— AVAILABLE RECORDS —

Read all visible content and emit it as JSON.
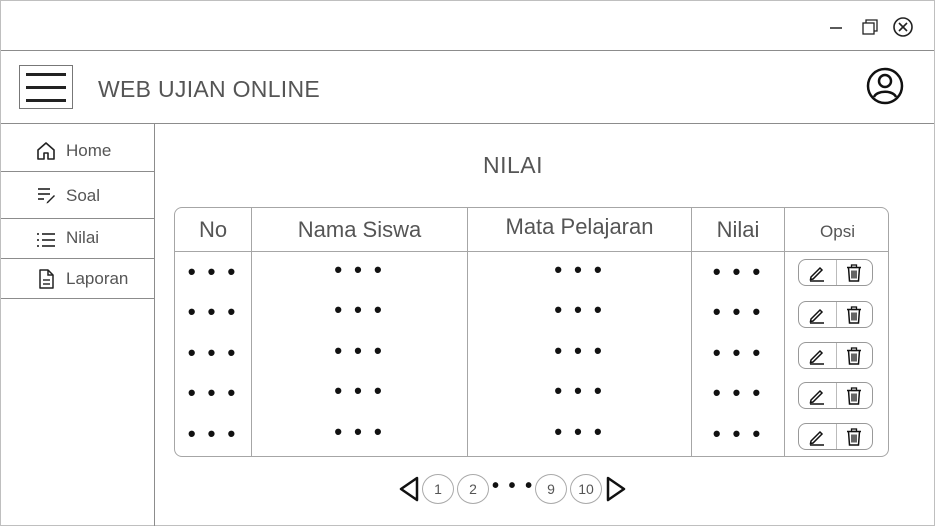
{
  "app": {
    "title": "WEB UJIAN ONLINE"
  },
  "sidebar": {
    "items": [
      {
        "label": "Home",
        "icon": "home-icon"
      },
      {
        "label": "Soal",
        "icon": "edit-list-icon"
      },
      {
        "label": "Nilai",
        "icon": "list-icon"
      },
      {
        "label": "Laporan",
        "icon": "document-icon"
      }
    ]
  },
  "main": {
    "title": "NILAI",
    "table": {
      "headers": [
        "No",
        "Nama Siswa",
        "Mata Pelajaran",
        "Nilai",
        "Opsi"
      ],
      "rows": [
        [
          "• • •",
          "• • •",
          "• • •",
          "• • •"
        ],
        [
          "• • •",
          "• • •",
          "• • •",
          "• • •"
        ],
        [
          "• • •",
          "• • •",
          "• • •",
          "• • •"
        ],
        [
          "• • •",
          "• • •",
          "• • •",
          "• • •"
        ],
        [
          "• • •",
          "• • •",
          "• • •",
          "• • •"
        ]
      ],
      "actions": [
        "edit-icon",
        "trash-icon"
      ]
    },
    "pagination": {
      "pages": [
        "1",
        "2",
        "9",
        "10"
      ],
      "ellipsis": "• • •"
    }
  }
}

— PROBLEM DESCRIPTION —
The records are above. How many lines in them contain the word "icon"? Give the number alone.

— TASK OUTPUT —
6